§ **Requirement**
Count the lines in the data below that contain the string "series". Case matters, and the reply should be the number alone.

§ **Task inputs**
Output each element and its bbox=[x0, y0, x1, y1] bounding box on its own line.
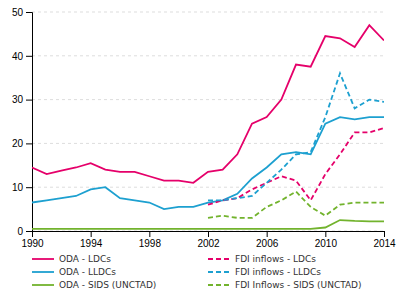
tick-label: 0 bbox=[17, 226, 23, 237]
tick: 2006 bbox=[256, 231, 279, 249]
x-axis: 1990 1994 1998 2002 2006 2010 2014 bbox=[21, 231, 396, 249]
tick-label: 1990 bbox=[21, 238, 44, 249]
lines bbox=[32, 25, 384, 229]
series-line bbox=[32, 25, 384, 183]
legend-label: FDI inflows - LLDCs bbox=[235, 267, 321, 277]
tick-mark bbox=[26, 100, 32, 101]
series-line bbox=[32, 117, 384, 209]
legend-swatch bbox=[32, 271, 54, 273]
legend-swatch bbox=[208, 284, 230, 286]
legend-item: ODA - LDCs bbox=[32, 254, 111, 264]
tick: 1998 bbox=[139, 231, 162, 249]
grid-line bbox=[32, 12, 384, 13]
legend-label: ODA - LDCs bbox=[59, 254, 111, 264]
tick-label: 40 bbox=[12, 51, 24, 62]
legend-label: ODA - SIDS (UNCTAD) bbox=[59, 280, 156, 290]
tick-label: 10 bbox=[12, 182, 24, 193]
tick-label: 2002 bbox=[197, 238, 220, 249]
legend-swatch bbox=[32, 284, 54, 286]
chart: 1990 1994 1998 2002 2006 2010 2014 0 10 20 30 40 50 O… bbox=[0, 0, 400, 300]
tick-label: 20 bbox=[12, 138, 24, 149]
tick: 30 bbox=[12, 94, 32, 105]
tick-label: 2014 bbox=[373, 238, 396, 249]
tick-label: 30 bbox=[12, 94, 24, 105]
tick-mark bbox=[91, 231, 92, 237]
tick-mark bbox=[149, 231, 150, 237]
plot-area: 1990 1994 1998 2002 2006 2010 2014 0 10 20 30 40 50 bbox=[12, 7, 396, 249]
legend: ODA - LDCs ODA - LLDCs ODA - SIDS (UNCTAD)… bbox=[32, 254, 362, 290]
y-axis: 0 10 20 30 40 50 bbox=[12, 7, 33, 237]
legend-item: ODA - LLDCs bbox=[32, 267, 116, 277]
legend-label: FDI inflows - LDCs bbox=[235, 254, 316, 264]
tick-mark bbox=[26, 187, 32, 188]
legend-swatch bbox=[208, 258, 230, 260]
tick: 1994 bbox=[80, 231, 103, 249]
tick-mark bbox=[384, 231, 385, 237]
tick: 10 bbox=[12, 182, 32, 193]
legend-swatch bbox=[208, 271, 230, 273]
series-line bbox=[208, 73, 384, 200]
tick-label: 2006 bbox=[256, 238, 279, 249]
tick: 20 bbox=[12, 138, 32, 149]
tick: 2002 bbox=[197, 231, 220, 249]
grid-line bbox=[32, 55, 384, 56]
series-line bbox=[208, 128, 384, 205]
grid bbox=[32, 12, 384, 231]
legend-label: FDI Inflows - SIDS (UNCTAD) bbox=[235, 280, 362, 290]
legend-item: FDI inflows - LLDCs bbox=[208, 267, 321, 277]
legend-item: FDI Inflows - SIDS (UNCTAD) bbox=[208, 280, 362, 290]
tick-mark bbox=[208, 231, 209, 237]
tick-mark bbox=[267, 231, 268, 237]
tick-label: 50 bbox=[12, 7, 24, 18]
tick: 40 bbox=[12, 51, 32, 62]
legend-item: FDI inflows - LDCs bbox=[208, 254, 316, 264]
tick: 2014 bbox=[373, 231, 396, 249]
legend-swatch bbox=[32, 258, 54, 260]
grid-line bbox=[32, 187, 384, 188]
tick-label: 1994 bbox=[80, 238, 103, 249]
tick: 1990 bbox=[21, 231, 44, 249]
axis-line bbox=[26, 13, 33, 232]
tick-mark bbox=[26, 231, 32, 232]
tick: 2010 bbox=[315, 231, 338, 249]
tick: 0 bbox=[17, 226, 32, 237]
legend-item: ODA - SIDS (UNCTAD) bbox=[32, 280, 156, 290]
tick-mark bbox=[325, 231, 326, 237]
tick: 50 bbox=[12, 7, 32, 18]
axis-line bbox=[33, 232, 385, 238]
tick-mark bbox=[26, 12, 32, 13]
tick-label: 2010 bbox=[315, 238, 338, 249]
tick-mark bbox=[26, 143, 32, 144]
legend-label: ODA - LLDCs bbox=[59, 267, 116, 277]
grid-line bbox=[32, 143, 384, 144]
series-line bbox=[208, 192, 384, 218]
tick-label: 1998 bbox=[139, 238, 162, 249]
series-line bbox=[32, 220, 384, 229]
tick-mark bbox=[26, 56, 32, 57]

§ **Written response**
6